__Exercise instructions__
Entries follow. Set all of them down as they stand.
— start Given records —
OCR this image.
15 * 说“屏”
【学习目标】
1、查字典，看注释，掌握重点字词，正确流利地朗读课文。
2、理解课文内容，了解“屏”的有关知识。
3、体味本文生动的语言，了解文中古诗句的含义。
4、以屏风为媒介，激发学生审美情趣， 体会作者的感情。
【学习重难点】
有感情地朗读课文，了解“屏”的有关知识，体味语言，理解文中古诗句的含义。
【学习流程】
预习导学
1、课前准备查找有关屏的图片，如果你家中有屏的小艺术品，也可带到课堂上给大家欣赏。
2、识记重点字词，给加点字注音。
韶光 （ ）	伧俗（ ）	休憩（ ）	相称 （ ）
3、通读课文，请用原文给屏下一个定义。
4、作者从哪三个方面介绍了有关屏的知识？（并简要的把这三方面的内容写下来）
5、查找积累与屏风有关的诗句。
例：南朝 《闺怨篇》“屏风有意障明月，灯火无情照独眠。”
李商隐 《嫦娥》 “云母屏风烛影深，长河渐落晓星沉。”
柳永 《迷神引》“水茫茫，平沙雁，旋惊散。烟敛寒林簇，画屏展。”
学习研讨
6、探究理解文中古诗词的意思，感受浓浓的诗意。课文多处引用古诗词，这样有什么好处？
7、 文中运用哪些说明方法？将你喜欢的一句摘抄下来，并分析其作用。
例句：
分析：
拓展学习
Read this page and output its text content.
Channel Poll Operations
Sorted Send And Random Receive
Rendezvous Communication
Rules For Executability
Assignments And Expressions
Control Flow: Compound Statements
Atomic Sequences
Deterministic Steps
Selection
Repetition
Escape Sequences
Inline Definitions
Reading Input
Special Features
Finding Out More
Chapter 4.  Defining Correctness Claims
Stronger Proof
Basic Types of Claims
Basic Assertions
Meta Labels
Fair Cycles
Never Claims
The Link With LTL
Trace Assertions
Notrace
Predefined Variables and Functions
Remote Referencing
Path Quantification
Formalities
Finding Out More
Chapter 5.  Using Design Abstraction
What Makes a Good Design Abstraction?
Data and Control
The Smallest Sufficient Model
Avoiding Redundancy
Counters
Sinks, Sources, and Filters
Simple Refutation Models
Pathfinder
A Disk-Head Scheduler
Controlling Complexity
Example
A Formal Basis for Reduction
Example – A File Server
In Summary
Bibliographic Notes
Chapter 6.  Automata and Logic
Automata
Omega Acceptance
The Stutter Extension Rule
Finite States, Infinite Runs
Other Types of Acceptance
— end Given records —
__Solved problem__
OCR this image.
15 * 说“屏”
【学习目标】
1、查字典，看注释，掌握重点字词，正确流利地朗读课文。
2、理解课文内容，了解“屏”的有关知识。
3、体味本文生动的语言，了解文中古诗句的含义。
4、以屏风为媒介，激发学生审美情趣， 体会作者的感情。
【学习重难点】
有感情地朗读课文，了解“屏”的有关知识，体味语言，理解文中古诗句的含义。
【学习流程】
预习导学
1、课前准备查找有关屏的图片，如果你家中有屏的小艺术品，也可带到课堂上给大家欣赏。
2、识记重点字词，给加点字注音。
韶光 （ ）	伧俗（ ）	休憩（ ）	相称 （ ）
3、通读课文，请用原文给屏下一个定义。
4、作者从哪三个方面介绍了有关屏的知识？（并简要的把这三方面的内容写下来）
5、查找积累与屏风有关的诗句。
例：南朝 《闺怨篇》“屏风有意障明月，灯火无情照独眠。”
李商隐 《嫦娥》 “云母屏风烛影深，长河渐落晓星沉。”
柳永 《迷神引》“水茫茫，平沙雁，旋惊散。烟敛寒林簇，画屏展。”
学习研讨
6、探究理解文中古诗词的意思，感受浓浓的诗意。课文多处引用古诗词，这样有什么好处？
7、 文中运用哪些说明方法？将你喜欢的一句摘抄下来，并分析其作用。
例句：
分析：
拓展学习
Read this page and output its text content.
Channel Poll Operations
Sorted Send And Random Receive
Rendezvous Communication
Rules For Executability
Assignments And Expressions
Control Flow: Compound Statements
Atomic Sequences
Deterministic Steps
Selection
Repetition
Escape Sequences
Inline Definitions
Reading Input
Special Features
Finding Out More
Chapter 4.  Defining Correctness Claims
Stronger Proof
Basic Types of Claims
Basic Assertions
Meta Labels
Fair Cycles
Never Claims
The Link With LTL
Trace Assertions
Notrace
Predefined Variables and Functions
Remote Referencing
Path Quantification
Formalities
Finding Out More
Chapter 5.  Using Design Abstraction
What Makes a Good Design Abstraction?
Data and Control
The Smallest Sufficient Model
Avoiding Redundancy
Counters
Sinks, Sources, and Filters
Simple Refutation Models
Pathfinder
A Disk-Head Scheduler
Controlling Complexity
Example
A Formal Basis for Reduction
Example – A File Server
In Summary
Bibliographic Notes
Chapter 6.  Automata and Logic
Automata
Omega Acceptance
The Stutter Extension Rule
Finite States, Infinite Runs
Other Types of Acceptance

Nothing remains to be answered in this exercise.